**DIRECTION:**
From the listing below, extract every line in which the word "Sevenoaks" appears.

## Begin RECORDS FOR THE EXERCISE

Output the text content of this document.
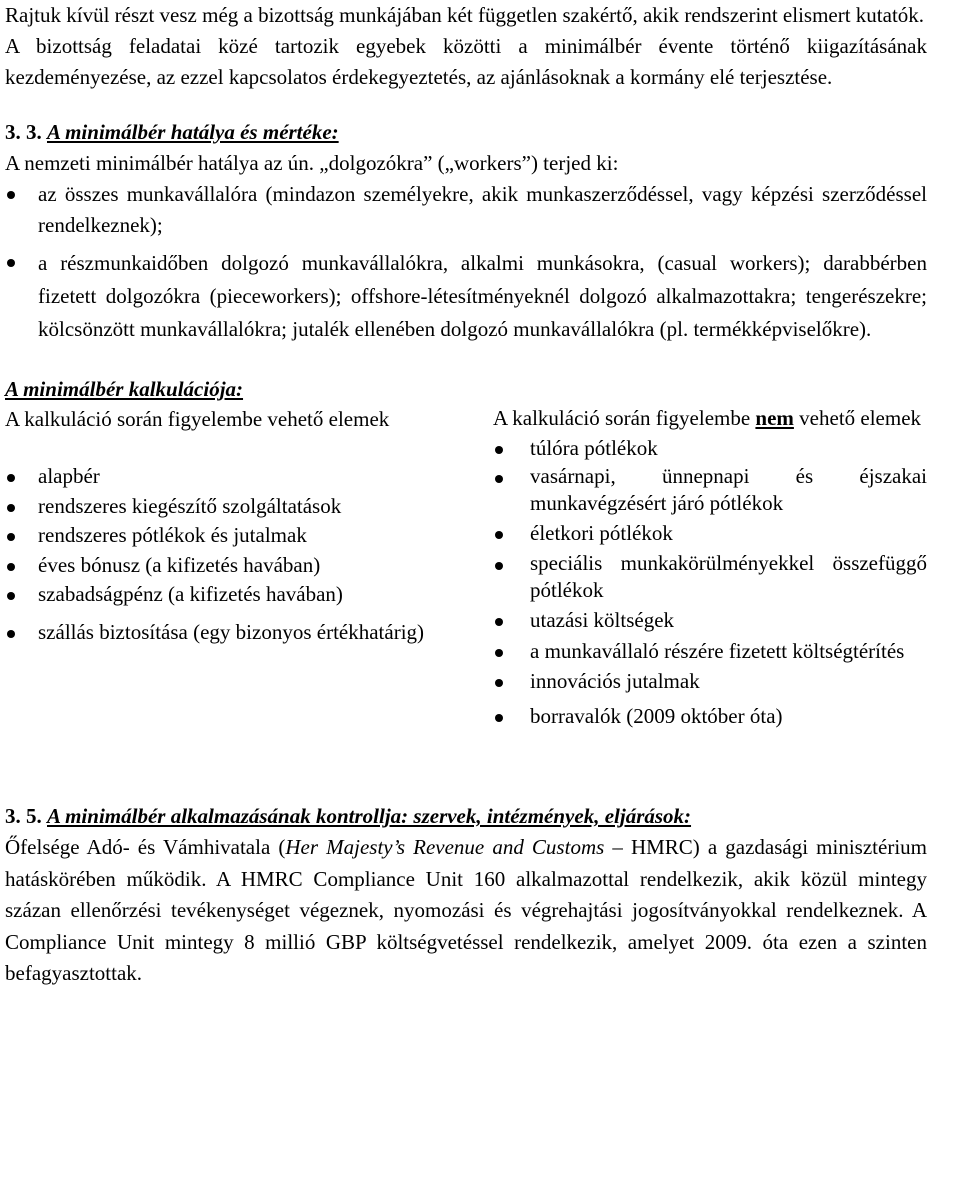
Rajtuk kívül részt vesz még a bizottság munkájában két független szakértő, akik rendszerint elismert kutatók.

A bizottság feladatai közé tartozik egyebek közötti a minimálbér évente történő kiigazításának kezdeményezése, az ezzel kapcsolatos érdekegyeztetés, az ajánlásoknak a kormány elé terjesztése.

3. 3. A minimálbér hatálya és mértéke:

A nemzeti minimálbér hatálya az ún. „dolgozókra” („workers”) terjed ki:

az összes munkavállalóra (mindazon személyekre, akik munkaszerződéssel, vagy képzési szerződéssel rendelkeznek);
a részmunkaidőben dolgozó munkavállalókra, alkalmi munkásokra, (casual workers); darabbérben fizetett dolgozókra (pieceworkers); offshore-létesítményeknél dolgozó alkalmazottakra; tengerészekre; kölcsönzött munkavállalókra; jutalék ellenében dolgozó munkavállalókra (pl. termékképviselőkre).

A minimálbér kalkulációja:

A kalkuláció során figyelembe vehető elemek

alapbér
rendszeres kiegészítő szolgáltatások
rendszeres pótlékok és jutalmak
éves bónusz (a kifizetés havában)
szabadságpénz (a kifizetés havában)
szállás biztosítása (egy bizonyos értékhatárig)

A kalkuláció során figyelembe nem vehető elemek

túlóra pótlékok
vasárnapi, ünnepnapi és éjszakai munkavégzésért járó pótlékok
életkori pótlékok
speciális munkakörülményekkel összefüggő pótlékok
utazási költségek
a munkavállaló részére fizetett költségtérítés
innovációs jutalmak
borravalók (2009 október óta)

3. 5. A minimálbér alkalmazásának kontrollja: szervek, intézmények, eljárások:

Őfelsége Adó- és Vámhivatala (Her Majesty’s Revenue and Customs – HMRC) a gazdasági minisztérium hatáskörében működik. A HMRC Compliance Unit 160 alkalmazottal rendelkezik, akik közül mintegy százan ellenőrzési tevékenységet végeznek, nyomozási és végrehajtási jogosítványokkal rendelkeznek. A Compliance Unit mintegy 8 millió GBP költségvetéssel rendelkezik, amelyet 2009. óta ezen a szinten befagyasztottak.
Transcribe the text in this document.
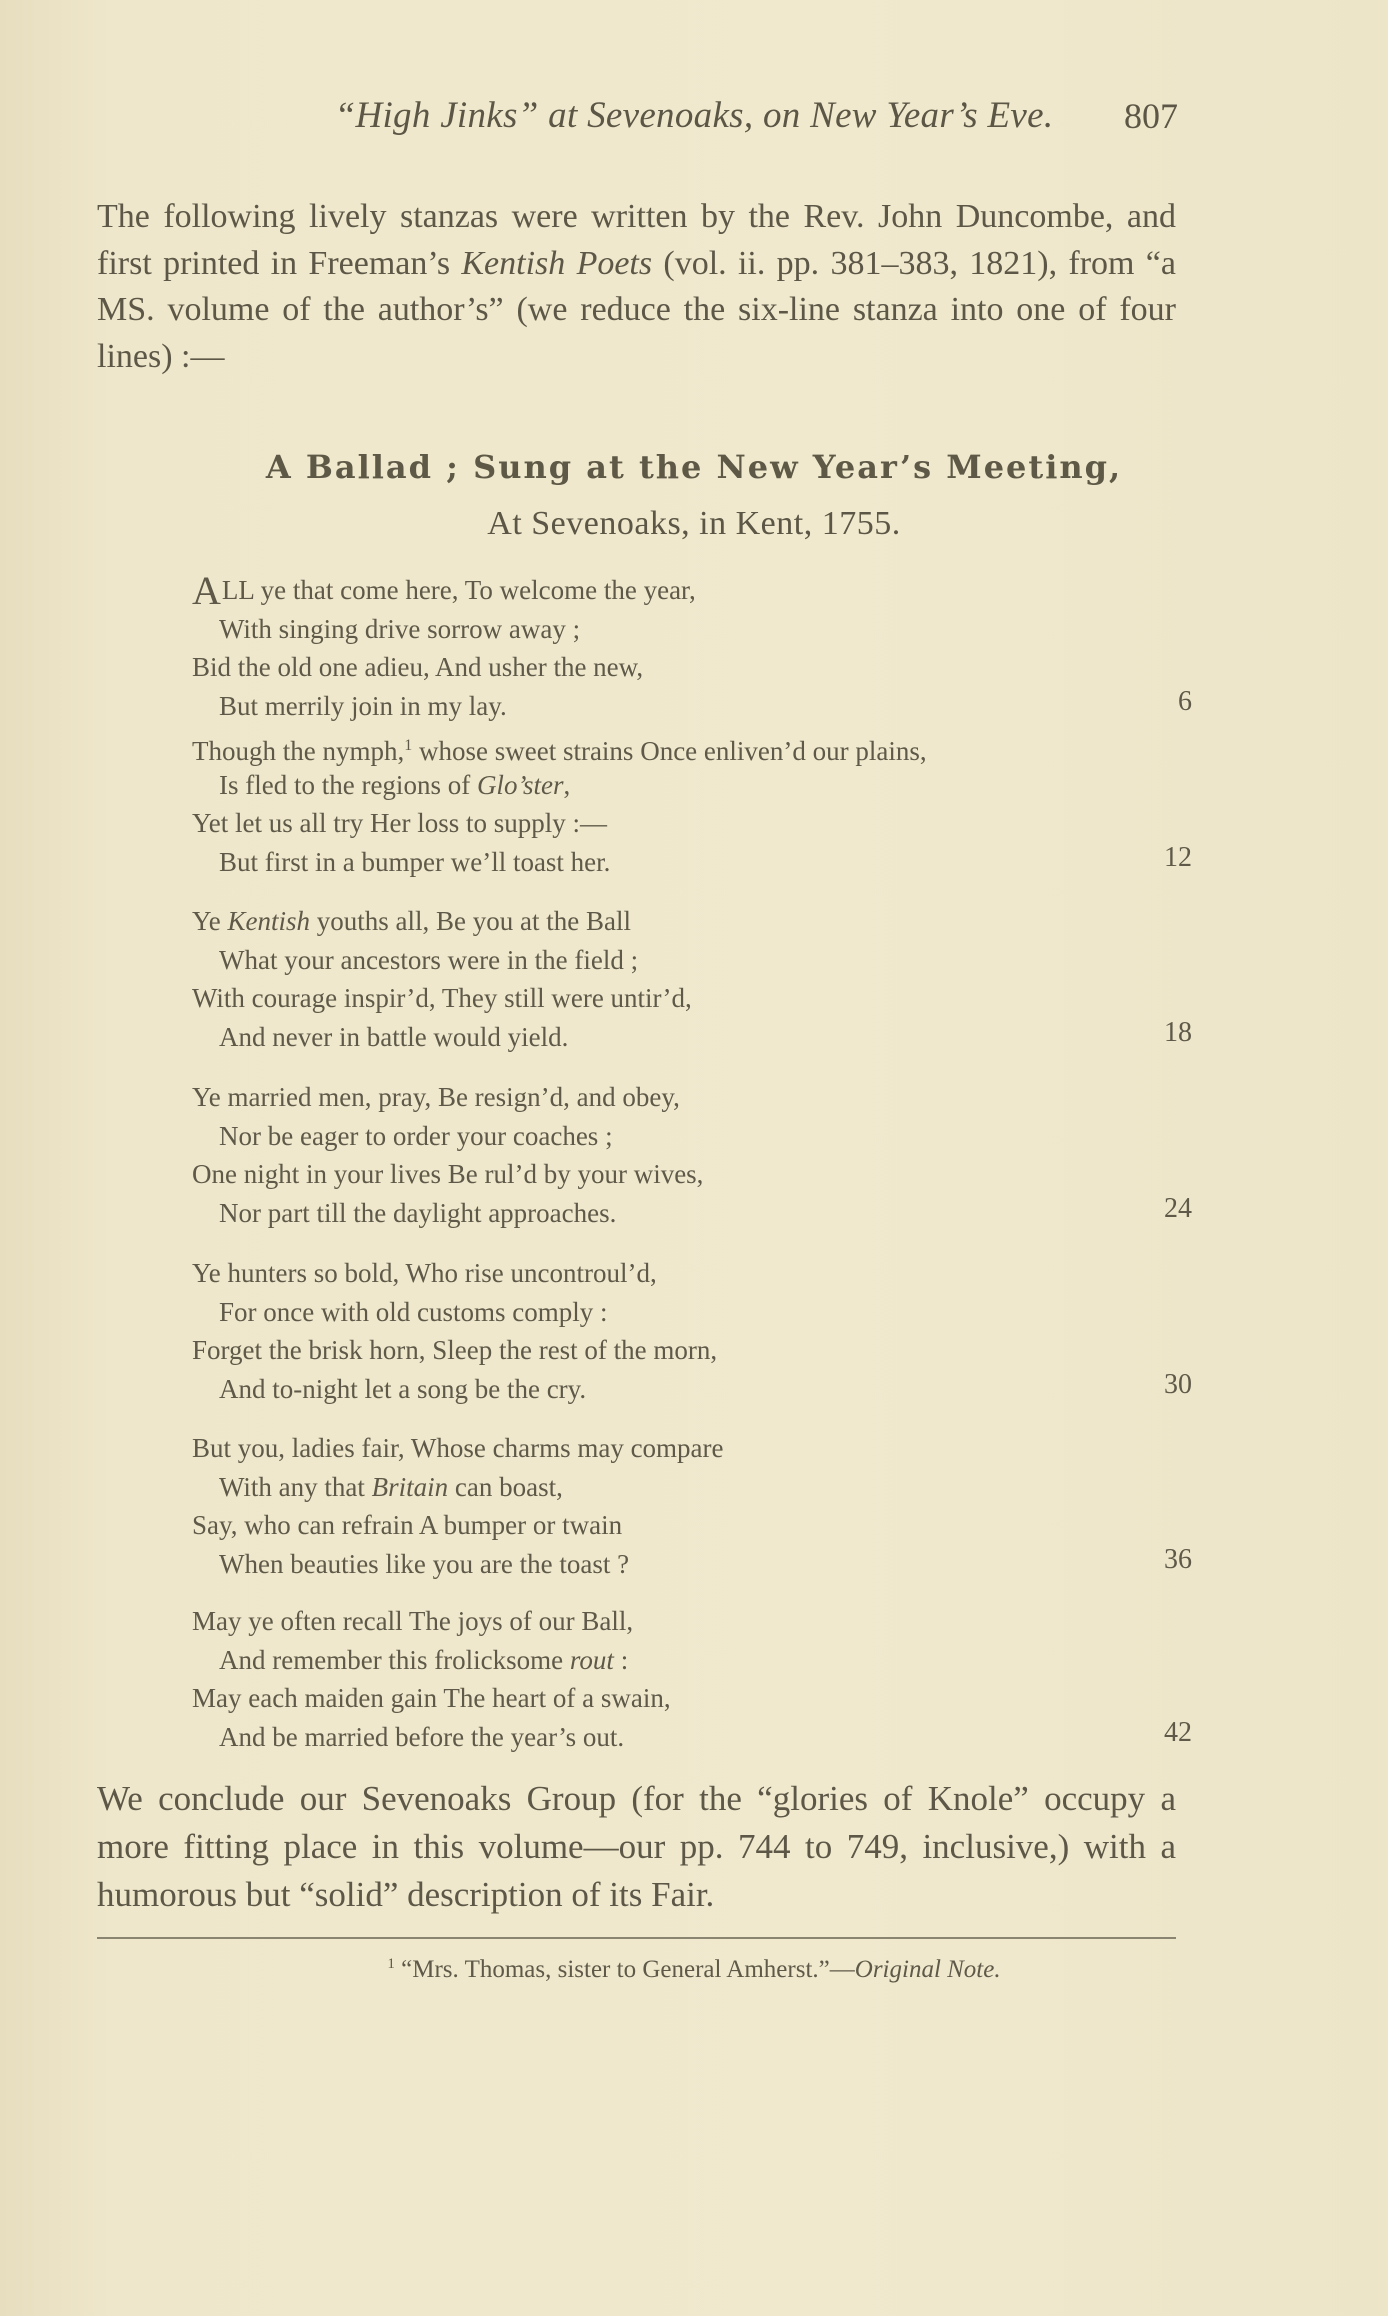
“High Jinks” at Sevenoaks, on New Year’s Eve. 807
The following lively stanzas were written by the Rev. John Duncombe, and first printed in Freeman’s Kentish Poets (vol. ii. pp. 381–383, 1821), from “a MS. volume of the author’s” (we reduce the six-line stanza into one of four lines) :—
A Ballad ; Sung at the New Year’s Meeting,
At Sevenoaks, in Kent, 1755.
ALL ye that come here, To welcome the year,
With singing drive sorrow away ;
Bid the old one adieu, And usher the new,
But merrily join in my lay.	6
Though the nymph,$^1$ whose sweet strains Once enliven’d our plains,
Is fled to the regions of Glo’ster,
Yet let us all try Her loss to supply :—
But first in a bumper we’ll toast her.	12
Ye Kentish youths all, Be you at the Ball
What your ancestors were in the field ;
With courage inspir’d, They still were untir’d,
And never in battle would yield.	18
Ye married men, pray, Be resign’d, and obey,
Nor be eager to order your coaches ;
One night in your lives Be rul’d by your wives,
Nor part till the daylight approaches.	24
Ye hunters so bold, Who rise uncontroul’d,
For once with old customs comply :
Forget the brisk horn, Sleep the rest of the morn,
And to-night let a song be the cry.	30
But you, ladies fair, Whose charms may compare
With any that Britain can boast,
Say, who can refrain A bumper or twain
When beauties like you are the toast ?	36
May ye often recall The joys of our Ball,
And remember this frolicksome rout :
May each maiden gain The heart of a swain,
And be married before the year’s out.	42
We conclude our Sevenoaks Group (for the “glories of Knole” occupy a more fitting place in this volume—our pp. 744 to 749, inclusive,) with a humorous but “solid” description of its Fair.
$^1$ “Mrs. Thomas, sister to General Amherst.”—Original Note.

## End RECORDS FOR THE EXERCISE

**SOLUTION TO THE PROBLEM:**
“High Jinks” at Sevenoaks, on New Year’s Eve. 807
At Sevenoaks, in Kent, 1755.
We conclude our Sevenoaks Group (for the “glories of Knole” occupy a more fitting place in this volume—our pp. 744 to 749, inclusive,) with a humorous but “solid” description of its Fair.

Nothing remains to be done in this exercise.